EXERCISE INSTRUCTIONS:
1. In the betaine excerpt, what marker symbol in Figure 2 corresponds to a water activity of 0.9374?
2. Transcribe the part of the betaine excerpt starting with "The available water" and going on through "the literature values.".

ARTICLE:
Table 3 Mass fractions (w) in isopiestic equilibrium, water activity (a_W), osmotic coefficient (\({\phi }_{R}\)) and vapor pressure (p) for the {betaine (1) + PEGDME₂₅₀ (2) + H₂O (3)} system at T = 298.15 K and P ≈ 85 kPa^a.

Table 4 Mass fractions (w) in isopiestic equilibrium, water activity (a_W), osmotic coefficient (\({\phi }_{R}\)) and vapor pressure (p) for the {betaine (1) + K₃PO₄ (2) + H₂O (3)} system at T = 298.15 K and P ≈ 85 kPa^a.

Table 5 Mass fractions (w) in isopiestic equilibrium, water activity (a_W), osmotic coefficient (\({\phi }_{R}\)) and vapor pressure (p) for {betaine (1) + K₂HPO₄ (2) + H₂O (3)} system at T = 298.15 K and P ≈ 85 kPa^a.

Figure 1

Isoactivity line (a_w) for ternary solution{Betaine + PEGDME₂₅₀ + H₂O} with respect semi ideal lines (red lines) at T = 298.15 K. Mass fraction of betaine (w_Betaine) plotted against mass fraction of PEGDME₂₅₀ (w_PEGDME250): “filled diamond”, 0.9623; “diamond”, 0.9390; “filled circle”, 0.9343; “circle”, 0.9199; “filled square”, 0.8692; “square”, 0.7207.

Figure 2

Isoactivity line (a_w) for ternary solution{Betaine + K₃PO₄ + H₂O} with respect semi ideal lines (red lines) at T = 298.15 K. Mass fraction of betaine (w_Betaine) plotted against mass fraction of K₃PO₄ (w_K3PO4): “square”, 0.9545; “filled square”, 0.9491; “triangle”, 0.9374; “filled triangle”, 0.9035; “circle”, 0.8791; “filled circle”, 0.6942. The red dotted lines are semi ideal lines.

Figure 3

Isoactivity line (a_w) for ternary solution {Betaine + K₂HPO₄ + H₂O} with respect semi ideal lines (red lines) at T = 298.15 K. Mass fraction of betaine (w_Betaine) plotted against mass fraction of K₂HPO₄ (w_K2HPO4): “filled triangle”, 0.9304; “triangle”, 0.9279, “filled circle”, 0.8997; “circle”, 0.7931; “filled diamond”, 0.7063; “diamond”, 0.5433. The red dotted lines are semi ideal lines.

The available water activity data for (PEGDME₂₅₀ + H₂O)^9,18], (K₃PO₄ + H₂O)¹⁹ and (K₂HPO₄ + H₂O)²⁰ make it possible to check the quality of our water activity data for these binary solutions by comparisons of these data, as shown in Figs. S1-S3 presented in supporting material. These Figures show good agreement of our measurements for these binary systems with the literature values.

STORED ROWS:
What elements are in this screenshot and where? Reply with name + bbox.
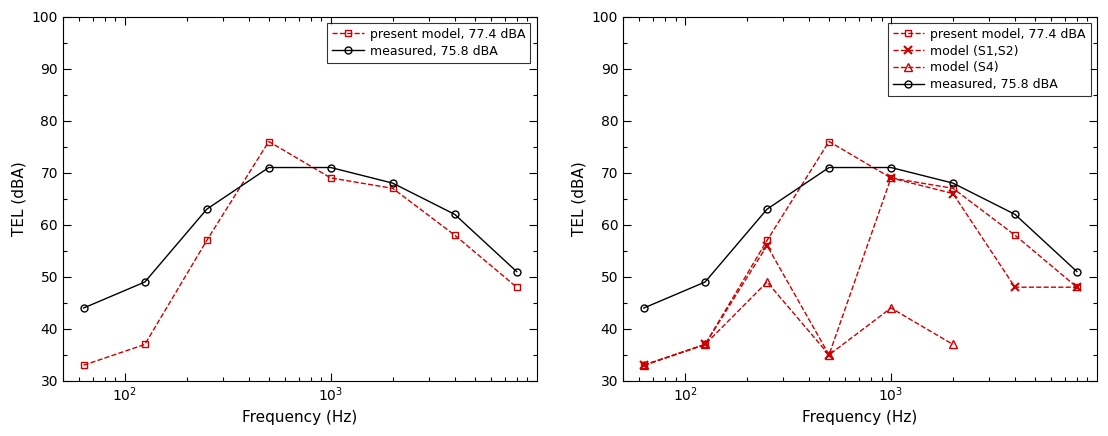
model (S4) xyxy=(822,352,835,358)
Line: present model, 77.4 dBA: present model, 77.4 dBA xyxy=(640,138,1080,369)
Line: measured, 75.8 dBA: measured, 75.8 dBA xyxy=(80,164,520,311)
measured, 75.8 dBA xyxy=(760,207,773,212)
present model, 77.4 dBA xyxy=(76,363,90,368)
model (S4) xyxy=(884,305,897,310)
measured, 75.8 dBA xyxy=(1008,212,1022,217)
present model, 77.4 dBA xyxy=(138,342,152,347)
present model, 77.4 dBA xyxy=(946,186,960,191)
Line: model (S4): model (S4) xyxy=(639,278,957,369)
model (S4) xyxy=(637,363,650,368)
Y-axis label: TEL (dBA): TEL (dBA) xyxy=(11,161,27,236)
model (S1,S2) xyxy=(884,175,897,181)
measured, 75.8 dBA xyxy=(263,165,276,170)
present model, 77.4 dBA xyxy=(386,186,399,191)
model (S1,S2) xyxy=(946,191,960,196)
Line: model (S1,S2): model (S1,S2) xyxy=(639,174,1081,369)
present model, 77.4 dBA xyxy=(448,232,461,238)
measured, 75.8 dBA xyxy=(448,212,461,217)
model (S1,S2) xyxy=(637,363,650,368)
measured, 75.8 dBA xyxy=(386,181,399,186)
present model, 77.4 dBA xyxy=(201,238,214,243)
model (S1,S2) xyxy=(698,342,711,347)
present model, 77.4 dBA xyxy=(698,342,711,347)
Line: present model, 77.4 dBA: present model, 77.4 dBA xyxy=(80,138,520,369)
measured, 75.8 dBA xyxy=(822,165,835,170)
model (S4) xyxy=(760,279,773,285)
present model, 77.4 dBA xyxy=(760,238,773,243)
model (S1,S2) xyxy=(822,352,835,358)
present model, 77.4 dBA xyxy=(637,363,650,368)
Line: measured, 75.8 dBA: measured, 75.8 dBA xyxy=(640,164,1080,311)
measured, 75.8 dBA xyxy=(637,305,650,310)
present model, 77.4 dBA xyxy=(822,139,835,144)
measured, 75.8 dBA xyxy=(201,207,214,212)
present model, 77.4 dBA xyxy=(325,175,338,181)
present model, 77.4 dBA xyxy=(1008,232,1022,238)
Legend: present model, 77.4 dBA, model (S1,S2), model (S4), measured, 75.8 dBA: present model, 77.4 dBA, model (S1,S2), … xyxy=(888,23,1090,96)
measured, 75.8 dBA xyxy=(884,165,897,170)
present model, 77.4 dBA xyxy=(1070,285,1084,290)
present model, 77.4 dBA xyxy=(884,175,897,181)
measured, 75.8 dBA xyxy=(76,305,90,310)
present model, 77.4 dBA xyxy=(263,139,276,144)
model (S1,S2) xyxy=(1008,285,1022,290)
measured, 75.8 dBA xyxy=(325,165,338,170)
measured, 75.8 dBA xyxy=(698,279,711,285)
measured, 75.8 dBA xyxy=(946,181,960,186)
measured, 75.8 dBA xyxy=(1070,269,1084,274)
model (S1,S2) xyxy=(760,243,773,248)
measured, 75.8 dBA xyxy=(510,269,523,274)
Y-axis label: TEL (dBA): TEL (dBA) xyxy=(572,161,586,236)
present model, 77.4 dBA xyxy=(510,285,523,290)
model (S1,S2) xyxy=(1070,285,1084,290)
X-axis label: Frequency (Hz): Frequency (Hz) xyxy=(802,410,917,425)
measured, 75.8 dBA xyxy=(138,279,152,285)
model (S4) xyxy=(698,342,711,347)
model (S4) xyxy=(946,342,960,347)
Legend: present model, 77.4 dBA, measured, 75.8 dBA: present model, 77.4 dBA, measured, 75.8 … xyxy=(327,23,531,63)
X-axis label: Frequency (Hz): Frequency (Hz) xyxy=(243,410,358,425)
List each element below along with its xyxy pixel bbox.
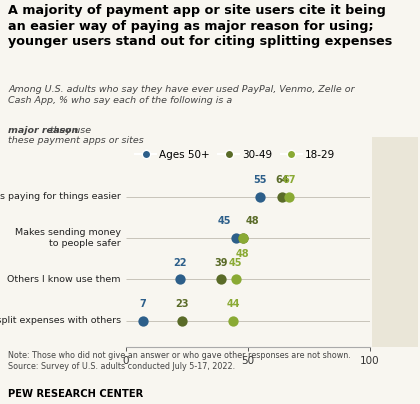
Text: 48: 48 [245, 216, 259, 226]
Text: Can split expenses with others: Can split expenses with others [0, 316, 121, 325]
Text: 44: 44 [226, 299, 240, 309]
Point [239, 235, 246, 241]
Text: 55: 55 [253, 175, 267, 185]
Text: 48: 48 [236, 249, 250, 259]
Text: Makes sending money
to people safer: Makes sending money to people safer [15, 228, 121, 248]
Text: Makes paying for things easier: Makes paying for things easier [0, 192, 121, 201]
Text: Note: Those who did not give an answer or who gave other responses are not shown: Note: Those who did not give an answer o… [8, 351, 351, 371]
Text: 39: 39 [214, 258, 228, 268]
Text: 34: 34 [385, 273, 400, 286]
Point [278, 194, 285, 200]
Point [232, 235, 239, 241]
Text: Others I know use them: Others I know use them [8, 275, 121, 284]
Point [176, 276, 183, 282]
Text: A majority of payment app or site users cite it being
an easier way of paying as: A majority of payment app or site users … [8, 4, 393, 48]
Point [140, 317, 147, 324]
Point [286, 194, 293, 200]
Text: 61: 61 [385, 190, 400, 203]
Point [239, 235, 246, 241]
Legend: Ages 50+, 30-49, 18-29: Ages 50+, 30-49, 18-29 [131, 145, 339, 164]
Point [232, 276, 239, 282]
Text: 22: 22 [173, 258, 186, 268]
Text: 64: 64 [275, 175, 289, 185]
Text: 21: 21 [385, 314, 400, 327]
Text: 45: 45 [217, 216, 231, 226]
Text: major reason: major reason [8, 126, 79, 135]
Point [257, 194, 263, 200]
Point [230, 317, 236, 324]
Point [178, 317, 185, 324]
Text: Total: Total [378, 149, 407, 160]
Text: they use
these payment apps or sites: they use these payment apps or sites [8, 126, 144, 145]
Text: 23: 23 [175, 299, 189, 309]
Text: PEW RESEARCH CENTER: PEW RESEARCH CENTER [8, 389, 144, 399]
Text: 45: 45 [229, 258, 242, 268]
Text: 47: 47 [385, 231, 400, 244]
Text: 67: 67 [283, 175, 296, 185]
Point [218, 276, 224, 282]
Text: 7: 7 [140, 299, 147, 309]
Text: Among U.S. adults who say they have ever used PayPal, Venmo, Zelle or
Cash App, : Among U.S. adults who say they have ever… [8, 85, 355, 105]
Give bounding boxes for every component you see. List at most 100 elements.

WRITTEN ANSWERS:
1. Triangle.

2.
The available water activity data for (PEGDME₂₅₀ + H₂O)^9,18], (K₃PO₄ + H₂O)¹⁹ and (K₂HPO₄ + H₂O)²⁰ make it possible to check the quality of our water activity data for these binary solutions by comparisons of these data, as shown in Figs. S1-S3 presented in supporting material. These Figures show good agreement of our measurements for these binary systems with the literature values.